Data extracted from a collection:
>> Start

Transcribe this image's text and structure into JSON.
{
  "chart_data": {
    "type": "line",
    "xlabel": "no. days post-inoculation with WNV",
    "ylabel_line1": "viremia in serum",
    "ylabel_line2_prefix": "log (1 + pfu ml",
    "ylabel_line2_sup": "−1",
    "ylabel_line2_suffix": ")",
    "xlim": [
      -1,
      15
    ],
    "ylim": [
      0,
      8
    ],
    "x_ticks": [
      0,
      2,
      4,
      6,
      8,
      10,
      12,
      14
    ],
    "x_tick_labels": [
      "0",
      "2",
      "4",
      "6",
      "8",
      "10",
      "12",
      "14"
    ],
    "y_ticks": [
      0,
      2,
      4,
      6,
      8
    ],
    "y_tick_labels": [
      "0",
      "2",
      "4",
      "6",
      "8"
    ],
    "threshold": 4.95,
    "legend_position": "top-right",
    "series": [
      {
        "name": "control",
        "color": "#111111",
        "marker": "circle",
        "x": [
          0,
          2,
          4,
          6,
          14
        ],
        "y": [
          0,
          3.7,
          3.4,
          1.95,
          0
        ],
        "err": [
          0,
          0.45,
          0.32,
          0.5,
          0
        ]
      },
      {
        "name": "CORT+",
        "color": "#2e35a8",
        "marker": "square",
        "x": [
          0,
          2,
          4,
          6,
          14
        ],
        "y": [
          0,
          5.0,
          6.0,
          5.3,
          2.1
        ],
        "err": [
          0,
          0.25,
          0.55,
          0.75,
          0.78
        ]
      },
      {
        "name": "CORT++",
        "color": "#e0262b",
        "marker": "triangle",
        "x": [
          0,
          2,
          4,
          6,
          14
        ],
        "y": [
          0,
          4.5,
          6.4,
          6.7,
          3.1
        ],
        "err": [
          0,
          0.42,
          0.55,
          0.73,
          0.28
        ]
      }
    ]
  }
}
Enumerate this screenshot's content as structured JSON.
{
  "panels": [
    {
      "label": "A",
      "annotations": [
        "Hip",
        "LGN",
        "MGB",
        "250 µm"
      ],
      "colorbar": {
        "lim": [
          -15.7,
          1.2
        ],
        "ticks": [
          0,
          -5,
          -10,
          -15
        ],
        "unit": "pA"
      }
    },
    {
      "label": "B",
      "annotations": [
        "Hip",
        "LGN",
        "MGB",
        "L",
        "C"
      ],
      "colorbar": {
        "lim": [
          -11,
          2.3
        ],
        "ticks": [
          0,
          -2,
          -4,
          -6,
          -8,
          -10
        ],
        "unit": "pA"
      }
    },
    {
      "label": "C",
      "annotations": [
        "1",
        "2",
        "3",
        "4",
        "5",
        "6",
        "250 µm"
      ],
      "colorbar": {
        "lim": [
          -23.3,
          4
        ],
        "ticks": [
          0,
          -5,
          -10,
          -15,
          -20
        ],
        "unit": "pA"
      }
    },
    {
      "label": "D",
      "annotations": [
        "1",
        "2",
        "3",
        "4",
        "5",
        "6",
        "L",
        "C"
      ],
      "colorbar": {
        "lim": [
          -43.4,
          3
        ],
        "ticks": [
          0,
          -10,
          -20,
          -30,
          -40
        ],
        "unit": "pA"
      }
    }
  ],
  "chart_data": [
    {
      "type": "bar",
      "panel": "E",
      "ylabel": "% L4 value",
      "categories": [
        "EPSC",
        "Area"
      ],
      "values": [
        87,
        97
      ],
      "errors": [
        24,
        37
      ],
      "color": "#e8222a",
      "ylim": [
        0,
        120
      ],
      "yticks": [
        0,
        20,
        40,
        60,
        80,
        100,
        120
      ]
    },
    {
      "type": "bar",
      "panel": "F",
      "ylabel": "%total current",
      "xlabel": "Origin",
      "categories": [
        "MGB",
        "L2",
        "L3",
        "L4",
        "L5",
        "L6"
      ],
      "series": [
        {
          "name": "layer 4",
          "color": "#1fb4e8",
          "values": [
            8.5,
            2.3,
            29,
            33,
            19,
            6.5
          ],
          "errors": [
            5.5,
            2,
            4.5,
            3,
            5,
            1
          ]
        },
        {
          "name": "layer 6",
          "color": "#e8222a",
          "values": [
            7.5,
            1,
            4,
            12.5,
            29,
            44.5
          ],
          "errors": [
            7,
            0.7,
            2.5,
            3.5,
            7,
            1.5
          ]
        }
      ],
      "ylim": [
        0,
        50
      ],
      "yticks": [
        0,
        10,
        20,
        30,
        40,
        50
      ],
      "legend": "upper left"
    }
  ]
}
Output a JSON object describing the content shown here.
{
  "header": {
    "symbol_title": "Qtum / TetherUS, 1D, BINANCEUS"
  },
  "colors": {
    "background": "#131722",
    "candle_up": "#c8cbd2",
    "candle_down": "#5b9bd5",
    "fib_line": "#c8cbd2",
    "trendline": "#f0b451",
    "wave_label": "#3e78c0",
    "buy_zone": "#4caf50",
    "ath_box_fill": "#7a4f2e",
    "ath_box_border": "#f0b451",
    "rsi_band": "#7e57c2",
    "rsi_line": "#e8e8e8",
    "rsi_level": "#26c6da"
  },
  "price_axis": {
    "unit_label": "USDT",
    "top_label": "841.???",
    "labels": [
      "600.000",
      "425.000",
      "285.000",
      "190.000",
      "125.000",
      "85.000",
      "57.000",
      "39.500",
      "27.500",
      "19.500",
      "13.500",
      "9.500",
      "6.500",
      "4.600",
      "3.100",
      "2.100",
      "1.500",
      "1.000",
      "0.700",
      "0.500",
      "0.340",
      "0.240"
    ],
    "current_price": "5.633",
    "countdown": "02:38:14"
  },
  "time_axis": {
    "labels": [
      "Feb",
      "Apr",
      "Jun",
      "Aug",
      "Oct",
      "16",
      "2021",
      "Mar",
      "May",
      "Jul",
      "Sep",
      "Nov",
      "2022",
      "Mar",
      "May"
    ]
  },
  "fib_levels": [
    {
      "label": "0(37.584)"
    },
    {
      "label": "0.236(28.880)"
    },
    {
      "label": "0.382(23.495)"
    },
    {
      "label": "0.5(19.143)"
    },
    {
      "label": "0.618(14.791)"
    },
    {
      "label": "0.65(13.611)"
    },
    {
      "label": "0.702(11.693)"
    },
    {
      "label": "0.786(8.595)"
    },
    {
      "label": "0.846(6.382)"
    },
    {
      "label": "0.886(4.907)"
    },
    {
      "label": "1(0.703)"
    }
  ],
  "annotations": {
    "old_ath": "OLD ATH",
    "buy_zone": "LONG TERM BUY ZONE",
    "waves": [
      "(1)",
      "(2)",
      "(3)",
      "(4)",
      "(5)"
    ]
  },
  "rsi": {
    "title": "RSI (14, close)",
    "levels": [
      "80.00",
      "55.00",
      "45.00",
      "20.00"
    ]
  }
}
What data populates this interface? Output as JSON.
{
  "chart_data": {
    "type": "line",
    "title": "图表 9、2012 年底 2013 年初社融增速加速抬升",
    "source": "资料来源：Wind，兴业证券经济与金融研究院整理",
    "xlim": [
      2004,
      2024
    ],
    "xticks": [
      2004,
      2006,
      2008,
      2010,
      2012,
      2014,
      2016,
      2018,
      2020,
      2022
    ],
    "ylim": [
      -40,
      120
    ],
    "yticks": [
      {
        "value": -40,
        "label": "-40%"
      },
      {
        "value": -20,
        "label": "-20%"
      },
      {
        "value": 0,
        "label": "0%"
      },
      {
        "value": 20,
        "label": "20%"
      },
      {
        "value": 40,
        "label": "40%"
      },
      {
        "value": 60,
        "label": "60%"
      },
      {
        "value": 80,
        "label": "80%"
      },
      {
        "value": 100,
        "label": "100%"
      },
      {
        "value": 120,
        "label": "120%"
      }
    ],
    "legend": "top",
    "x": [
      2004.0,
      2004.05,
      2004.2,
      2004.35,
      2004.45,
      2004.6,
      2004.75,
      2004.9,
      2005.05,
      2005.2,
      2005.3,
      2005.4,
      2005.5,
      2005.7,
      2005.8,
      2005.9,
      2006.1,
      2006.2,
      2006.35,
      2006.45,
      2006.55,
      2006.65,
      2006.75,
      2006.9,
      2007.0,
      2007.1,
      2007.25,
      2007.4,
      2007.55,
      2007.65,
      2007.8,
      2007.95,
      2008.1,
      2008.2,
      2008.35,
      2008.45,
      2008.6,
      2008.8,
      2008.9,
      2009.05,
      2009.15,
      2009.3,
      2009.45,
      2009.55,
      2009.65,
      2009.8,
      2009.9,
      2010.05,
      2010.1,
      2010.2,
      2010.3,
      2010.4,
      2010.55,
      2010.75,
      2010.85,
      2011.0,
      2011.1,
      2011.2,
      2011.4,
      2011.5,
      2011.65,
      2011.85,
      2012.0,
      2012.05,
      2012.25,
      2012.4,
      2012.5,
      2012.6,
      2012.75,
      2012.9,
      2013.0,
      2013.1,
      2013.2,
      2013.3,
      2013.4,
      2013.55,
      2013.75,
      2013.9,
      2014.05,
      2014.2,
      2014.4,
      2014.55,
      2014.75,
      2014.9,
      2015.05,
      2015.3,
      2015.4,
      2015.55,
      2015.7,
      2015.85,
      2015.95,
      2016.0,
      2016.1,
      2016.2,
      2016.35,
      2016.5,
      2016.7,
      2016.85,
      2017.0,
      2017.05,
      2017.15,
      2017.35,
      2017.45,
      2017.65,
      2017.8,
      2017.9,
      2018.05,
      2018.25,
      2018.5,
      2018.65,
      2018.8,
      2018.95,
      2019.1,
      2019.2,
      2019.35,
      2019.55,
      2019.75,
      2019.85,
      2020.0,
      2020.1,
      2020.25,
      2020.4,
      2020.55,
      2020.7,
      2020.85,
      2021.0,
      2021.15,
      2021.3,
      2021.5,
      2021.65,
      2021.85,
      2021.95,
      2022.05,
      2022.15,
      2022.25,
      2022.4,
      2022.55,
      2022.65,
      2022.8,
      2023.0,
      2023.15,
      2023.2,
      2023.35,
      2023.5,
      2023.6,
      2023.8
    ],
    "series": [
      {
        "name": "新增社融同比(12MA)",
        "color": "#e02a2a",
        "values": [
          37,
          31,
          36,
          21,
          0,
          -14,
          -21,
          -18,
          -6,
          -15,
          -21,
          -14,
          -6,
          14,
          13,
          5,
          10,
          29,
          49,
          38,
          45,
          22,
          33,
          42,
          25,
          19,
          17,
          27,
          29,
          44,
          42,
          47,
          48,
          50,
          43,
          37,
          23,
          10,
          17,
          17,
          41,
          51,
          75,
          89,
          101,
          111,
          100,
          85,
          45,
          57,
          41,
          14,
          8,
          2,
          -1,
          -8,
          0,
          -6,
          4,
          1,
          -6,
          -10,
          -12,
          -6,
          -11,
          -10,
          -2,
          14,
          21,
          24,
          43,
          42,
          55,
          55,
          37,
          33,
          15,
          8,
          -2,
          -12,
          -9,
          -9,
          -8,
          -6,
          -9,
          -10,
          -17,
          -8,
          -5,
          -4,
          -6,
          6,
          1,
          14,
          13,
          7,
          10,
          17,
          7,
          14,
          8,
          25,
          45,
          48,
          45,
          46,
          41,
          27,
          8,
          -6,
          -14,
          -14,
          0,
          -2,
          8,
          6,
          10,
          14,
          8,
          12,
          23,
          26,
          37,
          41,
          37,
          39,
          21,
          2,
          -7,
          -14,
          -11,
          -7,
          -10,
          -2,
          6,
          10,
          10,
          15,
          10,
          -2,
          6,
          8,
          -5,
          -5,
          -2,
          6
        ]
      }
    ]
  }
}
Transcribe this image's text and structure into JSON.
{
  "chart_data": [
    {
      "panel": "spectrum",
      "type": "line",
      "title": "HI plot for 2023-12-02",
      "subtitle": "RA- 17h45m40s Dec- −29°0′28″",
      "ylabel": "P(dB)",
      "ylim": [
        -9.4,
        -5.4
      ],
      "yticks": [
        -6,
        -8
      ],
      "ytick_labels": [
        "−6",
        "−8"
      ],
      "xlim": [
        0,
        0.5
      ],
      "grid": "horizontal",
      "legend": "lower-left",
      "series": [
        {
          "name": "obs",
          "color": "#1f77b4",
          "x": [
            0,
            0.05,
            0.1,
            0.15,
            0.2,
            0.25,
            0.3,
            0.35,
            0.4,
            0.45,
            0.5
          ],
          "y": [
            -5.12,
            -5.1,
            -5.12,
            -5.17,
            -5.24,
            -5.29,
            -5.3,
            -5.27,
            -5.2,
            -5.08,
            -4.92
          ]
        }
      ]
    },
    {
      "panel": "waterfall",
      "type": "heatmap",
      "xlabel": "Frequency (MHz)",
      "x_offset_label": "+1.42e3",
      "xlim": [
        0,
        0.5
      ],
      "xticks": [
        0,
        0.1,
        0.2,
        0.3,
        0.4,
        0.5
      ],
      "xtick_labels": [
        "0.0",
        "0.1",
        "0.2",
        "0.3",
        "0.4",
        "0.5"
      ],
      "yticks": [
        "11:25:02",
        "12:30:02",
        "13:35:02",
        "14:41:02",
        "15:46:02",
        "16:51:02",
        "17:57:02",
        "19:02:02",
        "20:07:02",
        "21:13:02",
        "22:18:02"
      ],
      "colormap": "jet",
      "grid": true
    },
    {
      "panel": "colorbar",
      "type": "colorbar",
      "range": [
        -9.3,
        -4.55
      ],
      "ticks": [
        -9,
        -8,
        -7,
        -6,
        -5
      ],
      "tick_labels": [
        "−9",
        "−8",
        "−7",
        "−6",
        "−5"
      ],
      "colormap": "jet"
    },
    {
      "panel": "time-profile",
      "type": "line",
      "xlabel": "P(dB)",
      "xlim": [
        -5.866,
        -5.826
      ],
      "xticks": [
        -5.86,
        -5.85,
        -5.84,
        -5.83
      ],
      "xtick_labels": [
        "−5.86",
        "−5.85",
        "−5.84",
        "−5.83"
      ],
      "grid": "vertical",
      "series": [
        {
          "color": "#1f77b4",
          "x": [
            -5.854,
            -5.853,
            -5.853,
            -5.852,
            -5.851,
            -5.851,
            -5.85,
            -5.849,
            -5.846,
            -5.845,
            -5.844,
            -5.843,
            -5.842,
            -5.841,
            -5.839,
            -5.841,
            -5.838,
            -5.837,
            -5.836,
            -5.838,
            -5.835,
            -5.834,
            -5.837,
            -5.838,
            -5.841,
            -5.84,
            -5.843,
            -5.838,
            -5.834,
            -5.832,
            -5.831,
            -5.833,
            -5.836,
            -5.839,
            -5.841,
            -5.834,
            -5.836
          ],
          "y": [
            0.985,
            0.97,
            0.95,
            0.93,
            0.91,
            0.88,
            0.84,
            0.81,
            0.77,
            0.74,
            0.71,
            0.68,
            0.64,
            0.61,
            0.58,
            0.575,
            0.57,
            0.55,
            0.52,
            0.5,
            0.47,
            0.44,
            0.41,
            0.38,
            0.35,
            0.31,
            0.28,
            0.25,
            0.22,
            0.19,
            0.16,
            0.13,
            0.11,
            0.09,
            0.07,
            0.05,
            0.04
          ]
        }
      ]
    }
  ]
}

>> End

PROBLEM STATEMENT:
Where a line above contains the word "xlabel", copy that line.

CORRECT RESPONSE:
    "xlabel": "no. days post-inoculation with WNV",
      "xlabel": "Origin",
      "xlabel": "Frequency (MHz)",
      "xlabel": "P(dB)",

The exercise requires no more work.